**STATED TASK**. Provide an exact transcription of all the records.

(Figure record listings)
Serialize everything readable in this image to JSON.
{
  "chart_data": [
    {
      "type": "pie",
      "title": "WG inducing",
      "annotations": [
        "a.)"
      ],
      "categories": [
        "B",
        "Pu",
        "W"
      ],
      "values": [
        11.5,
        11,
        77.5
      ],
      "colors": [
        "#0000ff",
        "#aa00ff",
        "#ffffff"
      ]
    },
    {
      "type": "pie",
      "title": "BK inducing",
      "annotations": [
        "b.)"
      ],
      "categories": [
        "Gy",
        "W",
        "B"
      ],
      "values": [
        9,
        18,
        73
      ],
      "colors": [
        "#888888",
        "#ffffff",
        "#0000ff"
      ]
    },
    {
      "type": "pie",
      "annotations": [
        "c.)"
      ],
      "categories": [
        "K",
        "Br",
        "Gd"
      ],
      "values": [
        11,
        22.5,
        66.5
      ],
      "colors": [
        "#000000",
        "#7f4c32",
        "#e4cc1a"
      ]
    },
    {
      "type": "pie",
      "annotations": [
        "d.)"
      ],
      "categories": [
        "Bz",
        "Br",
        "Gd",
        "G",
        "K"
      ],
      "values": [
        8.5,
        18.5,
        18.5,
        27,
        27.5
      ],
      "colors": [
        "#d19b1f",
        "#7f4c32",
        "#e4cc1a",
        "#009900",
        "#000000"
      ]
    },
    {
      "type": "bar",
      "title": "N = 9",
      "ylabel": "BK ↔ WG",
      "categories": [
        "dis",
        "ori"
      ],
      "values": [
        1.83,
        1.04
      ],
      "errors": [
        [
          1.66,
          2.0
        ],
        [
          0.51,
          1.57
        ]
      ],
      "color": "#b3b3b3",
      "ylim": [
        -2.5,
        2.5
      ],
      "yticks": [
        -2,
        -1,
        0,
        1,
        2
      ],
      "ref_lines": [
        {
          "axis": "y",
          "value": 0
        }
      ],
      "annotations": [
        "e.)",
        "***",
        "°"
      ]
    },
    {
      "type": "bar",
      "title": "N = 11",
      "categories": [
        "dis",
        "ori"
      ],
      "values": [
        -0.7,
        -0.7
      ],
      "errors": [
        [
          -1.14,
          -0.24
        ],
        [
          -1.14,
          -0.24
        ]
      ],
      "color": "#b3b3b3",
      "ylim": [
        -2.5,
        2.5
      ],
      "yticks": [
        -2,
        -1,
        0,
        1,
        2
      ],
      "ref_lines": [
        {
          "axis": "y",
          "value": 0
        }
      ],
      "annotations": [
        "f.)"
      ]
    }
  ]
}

**FINISHED ANSWER**.
Serialize everything readable in this image to JSON.
{
  "chart_data": [
    {
      "type": "pie",
      "title": "WG inducing",
      "annotations": [
        "a.)"
      ],
      "categories": [
        "B",
        "Pu",
        "W"
      ],
      "values": [
        11.5,
        11,
        77.5
      ],
      "colors": [
        "#0000ff",
        "#aa00ff",
        "#ffffff"
      ]
    },
    {
      "type": "pie",
      "title": "BK inducing",
      "annotations": [
        "b.)"
      ],
      "categories": [
        "Gy",
        "W",
        "B"
      ],
      "values": [
        9,
        18,
        73
      ],
      "colors": [
        "#888888",
        "#ffffff",
        "#0000ff"
      ]
    },
    {
      "type": "pie",
      "annotations": [
        "c.)"
      ],
      "categories": [
        "K",
        "Br",
        "Gd"
      ],
      "values": [
        11,
        22.5,
        66.5
      ],
      "colors": [
        "#000000",
        "#7f4c32",
        "#e4cc1a"
      ]
    },
    {
      "type": "pie",
      "annotations": [
        "d.)"
      ],
      "categories": [
        "Bz",
        "Br",
        "Gd",
        "G",
        "K"
      ],
      "values": [
        8.5,
        18.5,
        18.5,
        27,
        27.5
      ],
      "colors": [
        "#d19b1f",
        "#7f4c32",
        "#e4cc1a",
        "#009900",
        "#000000"
      ]
    },
    {
      "type": "bar",
      "title": "N = 9",
      "ylabel": "BK ↔ WG",
      "categories": [
        "dis",
        "ori"
      ],
      "values": [
        1.83,
        1.04
      ],
      "errors": [
        [
          1.66,
          2.0
        ],
        [
          0.51,
          1.57
        ]
      ],
      "color": "#b3b3b3",
      "ylim": [
        -2.5,
        2.5
      ],
      "yticks": [
        -2,
        -1,
        0,
        1,
        2
      ],
      "ref_lines": [
        {
          "axis": "y",
          "value": 0
        }
      ],
      "annotations": [
        "e.)",
        "***",
        "°"
      ]
    },
    {
      "type": "bar",
      "title": "N = 11",
      "categories": [
        "dis",
        "ori"
      ],
      "values": [
        -0.7,
        -0.7
      ],
      "errors": [
        [
          -1.14,
          -0.24
        ],
        [
          -1.14,
          -0.24
        ]
      ],
      "color": "#b3b3b3",
      "ylim": [
        -2.5,
        2.5
      ],
      "yticks": [
        -2,
        -1,
        0,
        1,
        2
      ],
      "ref_lines": [
        {
          "axis": "y",
          "value": 0
        }
      ],
      "annotations": [
        "f.)"
      ]
    }
  ]
}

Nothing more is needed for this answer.